Copy out all of the material exactly.

=== Recorded information ===
▬▬▬

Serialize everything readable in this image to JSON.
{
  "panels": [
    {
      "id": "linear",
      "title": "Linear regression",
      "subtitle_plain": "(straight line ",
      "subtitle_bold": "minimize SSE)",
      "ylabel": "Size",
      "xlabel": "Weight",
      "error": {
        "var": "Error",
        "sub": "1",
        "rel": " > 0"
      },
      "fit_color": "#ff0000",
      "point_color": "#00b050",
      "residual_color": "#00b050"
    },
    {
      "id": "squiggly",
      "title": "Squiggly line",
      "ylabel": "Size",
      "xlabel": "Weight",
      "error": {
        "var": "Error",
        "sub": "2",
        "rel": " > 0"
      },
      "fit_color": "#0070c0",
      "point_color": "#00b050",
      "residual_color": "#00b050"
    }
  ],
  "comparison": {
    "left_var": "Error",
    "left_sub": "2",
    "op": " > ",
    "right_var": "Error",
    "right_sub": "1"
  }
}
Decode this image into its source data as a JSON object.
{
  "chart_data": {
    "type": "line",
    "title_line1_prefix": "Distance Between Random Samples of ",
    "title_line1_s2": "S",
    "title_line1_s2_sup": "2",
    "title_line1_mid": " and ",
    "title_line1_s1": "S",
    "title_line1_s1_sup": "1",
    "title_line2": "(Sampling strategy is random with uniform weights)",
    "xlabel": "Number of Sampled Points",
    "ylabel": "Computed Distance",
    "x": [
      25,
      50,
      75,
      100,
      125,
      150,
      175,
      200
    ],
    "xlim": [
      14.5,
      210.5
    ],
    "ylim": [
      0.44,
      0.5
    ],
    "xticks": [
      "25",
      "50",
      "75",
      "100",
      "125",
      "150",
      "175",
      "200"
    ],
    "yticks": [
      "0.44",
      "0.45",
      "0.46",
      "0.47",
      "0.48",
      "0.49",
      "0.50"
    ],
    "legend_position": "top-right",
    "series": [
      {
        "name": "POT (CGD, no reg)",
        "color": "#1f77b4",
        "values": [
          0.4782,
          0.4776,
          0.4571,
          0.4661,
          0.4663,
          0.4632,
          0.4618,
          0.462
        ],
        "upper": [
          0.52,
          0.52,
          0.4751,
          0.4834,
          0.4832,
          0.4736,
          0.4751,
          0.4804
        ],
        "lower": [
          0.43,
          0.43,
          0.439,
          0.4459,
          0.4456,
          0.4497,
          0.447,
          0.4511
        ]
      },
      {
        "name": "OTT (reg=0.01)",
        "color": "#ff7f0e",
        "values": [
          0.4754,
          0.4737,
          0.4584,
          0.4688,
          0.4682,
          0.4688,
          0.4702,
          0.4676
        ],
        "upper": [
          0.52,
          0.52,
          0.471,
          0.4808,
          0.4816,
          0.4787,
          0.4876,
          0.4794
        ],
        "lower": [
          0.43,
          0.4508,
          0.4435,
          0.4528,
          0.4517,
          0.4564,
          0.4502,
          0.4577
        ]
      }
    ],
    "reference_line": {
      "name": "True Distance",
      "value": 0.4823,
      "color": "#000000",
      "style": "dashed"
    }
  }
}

▬▬▬

=== The output ===
Serialize everything readable in this image to JSON.
{
  "panels": [
    {
      "id": "linear",
      "title": "Linear regression",
      "subtitle_plain": "(straight line ",
      "subtitle_bold": "minimize SSE)",
      "ylabel": "Size",
      "xlabel": "Weight",
      "error": {
        "var": "Error",
        "sub": "1",
        "rel": " > 0"
      },
      "fit_color": "#ff0000",
      "point_color": "#00b050",
      "residual_color": "#00b050"
    },
    {
      "id": "squiggly",
      "title": "Squiggly line",
      "ylabel": "Size",
      "xlabel": "Weight",
      "error": {
        "var": "Error",
        "sub": "2",
        "rel": " > 0"
      },
      "fit_color": "#0070c0",
      "point_color": "#00b050",
      "residual_color": "#00b050"
    }
  ],
  "comparison": {
    "left_var": "Error",
    "left_sub": "2",
    "op": " > ",
    "right_var": "Error",
    "right_sub": "1"
  }
}
Decode this image into its source data as a JSON object.
{
  "chart_data": {
    "type": "line",
    "title_line1_prefix": "Distance Between Random Samples of ",
    "title_line1_s2": "S",
    "title_line1_s2_sup": "2",
    "title_line1_mid": " and ",
    "title_line1_s1": "S",
    "title_line1_s1_sup": "1",
    "title_line2": "(Sampling strategy is random with uniform weights)",
    "xlabel": "Number of Sampled Points",
    "ylabel": "Computed Distance",
    "x": [
      25,
      50,
      75,
      100,
      125,
      150,
      175,
      200
    ],
    "xlim": [
      14.5,
      210.5
    ],
    "ylim": [
      0.44,
      0.5
    ],
    "xticks": [
      "25",
      "50",
      "75",
      "100",
      "125",
      "150",
      "175",
      "200"
    ],
    "yticks": [
      "0.44",
      "0.45",
      "0.46",
      "0.47",
      "0.48",
      "0.49",
      "0.50"
    ],
    "legend_position": "top-right",
    "series": [
      {
        "name": "POT (CGD, no reg)",
        "color": "#1f77b4",
        "values": [
          0.4782,
          0.4776,
          0.4571,
          0.4661,
          0.4663,
          0.4632,
          0.4618,
          0.462
        ],
        "upper": [
          0.52,
          0.52,
          0.4751,
          0.4834,
          0.4832,
          0.4736,
          0.4751,
          0.4804
        ],
        "lower": [
          0.43,
          0.43,
          0.439,
          0.4459,
          0.4456,
          0.4497,
          0.447,
          0.4511
        ]
      },
      {
        "name": "OTT (reg=0.01)",
        "color": "#ff7f0e",
        "values": [
          0.4754,
          0.4737,
          0.4584,
          0.4688,
          0.4682,
          0.4688,
          0.4702,
          0.4676
        ],
        "upper": [
          0.52,
          0.52,
          0.471,
          0.4808,
          0.4816,
          0.4787,
          0.4876,
          0.4794
        ],
        "lower": [
          0.43,
          0.4508,
          0.4435,
          0.4528,
          0.4517,
          0.4564,
          0.4502,
          0.4577
        ]
      }
    ],
    "reference_line": {
      "name": "True Distance",
      "value": 0.4823,
      "color": "#000000",
      "style": "dashed"
    }
  }
}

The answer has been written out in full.